Request: Show all lines holding "орасидан".

[Saved entries]
▬▬▬▬▬▬▬▬▬▬

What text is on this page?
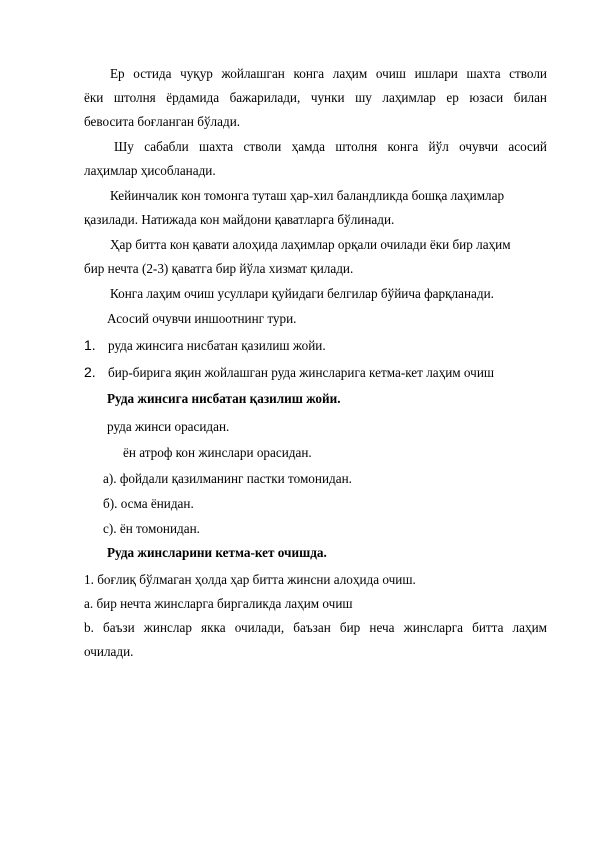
Ер остида чуқур жойлашган конга лаҳим очиш ишлари шахта стволи
ёки штолня ёрдамида бажарилади, чунки шу лаҳимлар ер юзаси билан
бевосита боғланган бўлади.
Шу сабабли шахта стволи ҳамда штолня конга йўл очувчи асосий
лаҳимлар ҳисобланади.
Кейинчалик кон томонга туташ ҳар-хил баландликда бошқа лаҳимлар
қазилади. Натижада кон майдони қаватларга бўлинади.
Ҳар битта кон қавати алоҳида лаҳимлар орқали очилади ёки бир лаҳим
бир нечта (2-3) қаватга бир йўла хизмат қилади.
Конга лаҳим очиш усуллари қуйидаги белгилар бўйича фарқланади.
Асосий очувчи иншоотнинг тури.
1. руда жинсига нисбатан қазилиш жойи.
2. бир-бирига яқин жойлашган руда жинсларига кетма-кет лаҳим очиш
Руда жинсига нисбатан қазилиш жойи.
руда жинси орасидан.
ён атроф кон жинслари орасидан.
а). фойдали қазилманинг пастки томонидан.
б). осма ёнидан.
с). ён томонидан.
Руда жинсларини кетма-кет очишда.
1. боғлиқ бўлмаган ҳолда ҳар битта жинсни алоҳида очиш.
a. бир нечта жинсларга биргаликда лаҳим очиш
b. баъзи жинслар якка очилади, баъзан бир неча жинсларга битта лаҳим
очилади.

▬▬▬▬▬▬▬▬▬▬

Response to this exercise:
руда жинси орасидан.
ён атроф кон жинслари орасидан.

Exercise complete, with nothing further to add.